- **Provided entries**
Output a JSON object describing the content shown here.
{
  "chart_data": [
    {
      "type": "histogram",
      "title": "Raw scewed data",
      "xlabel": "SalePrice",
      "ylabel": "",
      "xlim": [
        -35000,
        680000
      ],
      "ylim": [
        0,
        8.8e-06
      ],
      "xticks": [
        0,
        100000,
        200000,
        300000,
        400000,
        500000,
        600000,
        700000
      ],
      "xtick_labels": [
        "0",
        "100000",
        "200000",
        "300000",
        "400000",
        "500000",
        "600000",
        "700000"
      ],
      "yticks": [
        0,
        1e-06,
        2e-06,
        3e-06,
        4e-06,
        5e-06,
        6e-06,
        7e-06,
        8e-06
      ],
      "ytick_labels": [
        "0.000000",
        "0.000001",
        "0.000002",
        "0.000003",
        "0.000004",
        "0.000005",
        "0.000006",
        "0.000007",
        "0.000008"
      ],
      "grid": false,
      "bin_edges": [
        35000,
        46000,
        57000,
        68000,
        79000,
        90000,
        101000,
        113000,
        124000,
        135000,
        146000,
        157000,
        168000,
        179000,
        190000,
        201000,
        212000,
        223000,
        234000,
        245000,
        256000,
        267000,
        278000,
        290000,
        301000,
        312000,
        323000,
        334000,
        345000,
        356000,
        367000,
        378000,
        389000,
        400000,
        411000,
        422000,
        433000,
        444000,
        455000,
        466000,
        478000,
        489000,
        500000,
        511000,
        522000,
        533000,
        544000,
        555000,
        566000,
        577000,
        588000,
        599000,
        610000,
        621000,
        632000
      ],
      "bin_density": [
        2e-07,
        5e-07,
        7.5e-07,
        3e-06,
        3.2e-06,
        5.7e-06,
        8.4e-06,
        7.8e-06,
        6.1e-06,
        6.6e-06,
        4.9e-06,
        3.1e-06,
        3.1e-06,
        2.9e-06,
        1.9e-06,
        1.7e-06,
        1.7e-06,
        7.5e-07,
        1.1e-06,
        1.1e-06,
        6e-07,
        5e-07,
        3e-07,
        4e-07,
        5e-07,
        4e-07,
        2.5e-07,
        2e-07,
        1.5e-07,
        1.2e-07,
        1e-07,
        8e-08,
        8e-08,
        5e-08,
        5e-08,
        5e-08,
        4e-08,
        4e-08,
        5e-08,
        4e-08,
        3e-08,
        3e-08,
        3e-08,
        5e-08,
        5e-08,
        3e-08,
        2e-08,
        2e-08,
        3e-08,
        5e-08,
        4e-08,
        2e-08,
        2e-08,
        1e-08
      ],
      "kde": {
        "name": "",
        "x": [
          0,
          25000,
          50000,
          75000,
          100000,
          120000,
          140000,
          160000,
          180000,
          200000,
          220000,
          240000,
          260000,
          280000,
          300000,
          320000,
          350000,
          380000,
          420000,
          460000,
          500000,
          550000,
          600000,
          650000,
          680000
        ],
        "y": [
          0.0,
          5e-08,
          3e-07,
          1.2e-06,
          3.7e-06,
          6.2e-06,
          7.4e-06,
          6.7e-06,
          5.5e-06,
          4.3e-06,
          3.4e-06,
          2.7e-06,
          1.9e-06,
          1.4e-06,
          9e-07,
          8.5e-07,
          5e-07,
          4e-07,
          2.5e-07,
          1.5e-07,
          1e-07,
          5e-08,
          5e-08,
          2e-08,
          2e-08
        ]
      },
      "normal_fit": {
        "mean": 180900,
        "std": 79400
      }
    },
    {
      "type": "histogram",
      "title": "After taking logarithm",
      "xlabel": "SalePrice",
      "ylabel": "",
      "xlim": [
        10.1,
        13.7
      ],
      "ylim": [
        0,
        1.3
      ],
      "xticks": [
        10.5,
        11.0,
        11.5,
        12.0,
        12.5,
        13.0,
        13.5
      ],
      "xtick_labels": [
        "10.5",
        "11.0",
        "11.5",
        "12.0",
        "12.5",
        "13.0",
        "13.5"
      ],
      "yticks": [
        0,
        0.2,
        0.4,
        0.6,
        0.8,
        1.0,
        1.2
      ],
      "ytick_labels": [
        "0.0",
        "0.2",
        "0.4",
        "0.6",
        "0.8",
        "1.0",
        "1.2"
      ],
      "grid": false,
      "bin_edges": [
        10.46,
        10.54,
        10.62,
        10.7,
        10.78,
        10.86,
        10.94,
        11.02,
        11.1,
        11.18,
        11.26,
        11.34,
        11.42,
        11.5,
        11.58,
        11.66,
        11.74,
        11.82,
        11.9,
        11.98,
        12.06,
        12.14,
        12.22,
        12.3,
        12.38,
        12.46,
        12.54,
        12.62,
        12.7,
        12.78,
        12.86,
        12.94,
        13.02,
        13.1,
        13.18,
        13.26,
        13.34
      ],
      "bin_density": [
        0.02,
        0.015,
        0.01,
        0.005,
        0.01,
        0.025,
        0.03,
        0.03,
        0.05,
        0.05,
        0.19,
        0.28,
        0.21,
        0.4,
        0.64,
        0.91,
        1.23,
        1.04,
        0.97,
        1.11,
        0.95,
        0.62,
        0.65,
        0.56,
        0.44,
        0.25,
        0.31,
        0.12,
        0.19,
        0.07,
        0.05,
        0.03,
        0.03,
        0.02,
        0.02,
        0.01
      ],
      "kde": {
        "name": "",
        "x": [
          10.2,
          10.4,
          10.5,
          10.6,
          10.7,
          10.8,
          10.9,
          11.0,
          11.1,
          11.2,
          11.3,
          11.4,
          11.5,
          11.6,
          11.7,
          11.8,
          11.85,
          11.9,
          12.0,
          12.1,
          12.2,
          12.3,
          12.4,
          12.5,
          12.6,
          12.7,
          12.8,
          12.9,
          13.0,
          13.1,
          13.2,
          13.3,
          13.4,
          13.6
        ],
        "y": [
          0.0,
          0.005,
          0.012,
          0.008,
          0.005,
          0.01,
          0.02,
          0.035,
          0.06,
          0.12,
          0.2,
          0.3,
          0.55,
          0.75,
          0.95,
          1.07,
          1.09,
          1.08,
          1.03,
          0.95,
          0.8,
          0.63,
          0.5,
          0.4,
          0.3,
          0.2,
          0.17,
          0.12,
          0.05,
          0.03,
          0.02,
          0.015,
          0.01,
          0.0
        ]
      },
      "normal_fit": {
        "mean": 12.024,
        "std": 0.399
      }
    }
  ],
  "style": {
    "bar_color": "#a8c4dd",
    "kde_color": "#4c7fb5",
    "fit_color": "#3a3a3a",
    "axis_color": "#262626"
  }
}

- **Your objective**
Return all the data exactly as given.

- **Solved exercise**
Output a JSON object describing the content shown here.
{
  "chart_data": [
    {
      "type": "histogram",
      "title": "Raw scewed data",
      "xlabel": "SalePrice",
      "ylabel": "",
      "xlim": [
        -35000,
        680000
      ],
      "ylim": [
        0,
        8.8e-06
      ],
      "xticks": [
        0,
        100000,
        200000,
        300000,
        400000,
        500000,
        600000,
        700000
      ],
      "xtick_labels": [
        "0",
        "100000",
        "200000",
        "300000",
        "400000",
        "500000",
        "600000",
        "700000"
      ],
      "yticks": [
        0,
        1e-06,
        2e-06,
        3e-06,
        4e-06,
        5e-06,
        6e-06,
        7e-06,
        8e-06
      ],
      "ytick_labels": [
        "0.000000",
        "0.000001",
        "0.000002",
        "0.000003",
        "0.000004",
        "0.000005",
        "0.000006",
        "0.000007",
        "0.000008"
      ],
      "grid": false,
      "bin_edges": [
        35000,
        46000,
        57000,
        68000,
        79000,
        90000,
        101000,
        113000,
        124000,
        135000,
        146000,
        157000,
        168000,
        179000,
        190000,
        201000,
        212000,
        223000,
        234000,
        245000,
        256000,
        267000,
        278000,
        290000,
        301000,
        312000,
        323000,
        334000,
        345000,
        356000,
        367000,
        378000,
        389000,
        400000,
        411000,
        422000,
        433000,
        444000,
        455000,
        466000,
        478000,
        489000,
        500000,
        511000,
        522000,
        533000,
        544000,
        555000,
        566000,
        577000,
        588000,
        599000,
        610000,
        621000,
        632000
      ],
      "bin_density": [
        2e-07,
        5e-07,
        7.5e-07,
        3e-06,
        3.2e-06,
        5.7e-06,
        8.4e-06,
        7.8e-06,
        6.1e-06,
        6.6e-06,
        4.9e-06,
        3.1e-06,
        3.1e-06,
        2.9e-06,
        1.9e-06,
        1.7e-06,
        1.7e-06,
        7.5e-07,
        1.1e-06,
        1.1e-06,
        6e-07,
        5e-07,
        3e-07,
        4e-07,
        5e-07,
        4e-07,
        2.5e-07,
        2e-07,
        1.5e-07,
        1.2e-07,
        1e-07,
        8e-08,
        8e-08,
        5e-08,
        5e-08,
        5e-08,
        4e-08,
        4e-08,
        5e-08,
        4e-08,
        3e-08,
        3e-08,
        3e-08,
        5e-08,
        5e-08,
        3e-08,
        2e-08,
        2e-08,
        3e-08,
        5e-08,
        4e-08,
        2e-08,
        2e-08,
        1e-08
      ],
      "kde": {
        "name": "",
        "x": [
          0,
          25000,
          50000,
          75000,
          100000,
          120000,
          140000,
          160000,
          180000,
          200000,
          220000,
          240000,
          260000,
          280000,
          300000,
          320000,
          350000,
          380000,
          420000,
          460000,
          500000,
          550000,
          600000,
          650000,
          680000
        ],
        "y": [
          0.0,
          5e-08,
          3e-07,
          1.2e-06,
          3.7e-06,
          6.2e-06,
          7.4e-06,
          6.7e-06,
          5.5e-06,
          4.3e-06,
          3.4e-06,
          2.7e-06,
          1.9e-06,
          1.4e-06,
          9e-07,
          8.5e-07,
          5e-07,
          4e-07,
          2.5e-07,
          1.5e-07,
          1e-07,
          5e-08,
          5e-08,
          2e-08,
          2e-08
        ]
      },
      "normal_fit": {
        "mean": 180900,
        "std": 79400
      }
    },
    {
      "type": "histogram",
      "title": "After taking logarithm",
      "xlabel": "SalePrice",
      "ylabel": "",
      "xlim": [
        10.1,
        13.7
      ],
      "ylim": [
        0,
        1.3
      ],
      "xticks": [
        10.5,
        11.0,
        11.5,
        12.0,
        12.5,
        13.0,
        13.5
      ],
      "xtick_labels": [
        "10.5",
        "11.0",
        "11.5",
        "12.0",
        "12.5",
        "13.0",
        "13.5"
      ],
      "yticks": [
        0,
        0.2,
        0.4,
        0.6,
        0.8,
        1.0,
        1.2
      ],
      "ytick_labels": [
        "0.0",
        "0.2",
        "0.4",
        "0.6",
        "0.8",
        "1.0",
        "1.2"
      ],
      "grid": false,
      "bin_edges": [
        10.46,
        10.54,
        10.62,
        10.7,
        10.78,
        10.86,
        10.94,
        11.02,
        11.1,
        11.18,
        11.26,
        11.34,
        11.42,
        11.5,
        11.58,
        11.66,
        11.74,
        11.82,
        11.9,
        11.98,
        12.06,
        12.14,
        12.22,
        12.3,
        12.38,
        12.46,
        12.54,
        12.62,
        12.7,
        12.78,
        12.86,
        12.94,
        13.02,
        13.1,
        13.18,
        13.26,
        13.34
      ],
      "bin_density": [
        0.02,
        0.015,
        0.01,
        0.005,
        0.01,
        0.025,
        0.03,
        0.03,
        0.05,
        0.05,
        0.19,
        0.28,
        0.21,
        0.4,
        0.64,
        0.91,
        1.23,
        1.04,
        0.97,
        1.11,
        0.95,
        0.62,
        0.65,
        0.56,
        0.44,
        0.25,
        0.31,
        0.12,
        0.19,
        0.07,
        0.05,
        0.03,
        0.03,
        0.02,
        0.02,
        0.01
      ],
      "kde": {
        "name": "",
        "x": [
          10.2,
          10.4,
          10.5,
          10.6,
          10.7,
          10.8,
          10.9,
          11.0,
          11.1,
          11.2,
          11.3,
          11.4,
          11.5,
          11.6,
          11.7,
          11.8,
          11.85,
          11.9,
          12.0,
          12.1,
          12.2,
          12.3,
          12.4,
          12.5,
          12.6,
          12.7,
          12.8,
          12.9,
          13.0,
          13.1,
          13.2,
          13.3,
          13.4,
          13.6
        ],
        "y": [
          0.0,
          0.005,
          0.012,
          0.008,
          0.005,
          0.01,
          0.02,
          0.035,
          0.06,
          0.12,
          0.2,
          0.3,
          0.55,
          0.75,
          0.95,
          1.07,
          1.09,
          1.08,
          1.03,
          0.95,
          0.8,
          0.63,
          0.5,
          0.4,
          0.3,
          0.2,
          0.17,
          0.12,
          0.05,
          0.03,
          0.02,
          0.015,
          0.01,
          0.0
        ]
      },
      "normal_fit": {
        "mean": 12.024,
        "std": 0.399
      }
    }
  ],
  "style": {
    "bar_color": "#a8c4dd",
    "kde_color": "#4c7fb5",
    "fit_color": "#3a3a3a",
    "axis_color": "#262626"
  }
}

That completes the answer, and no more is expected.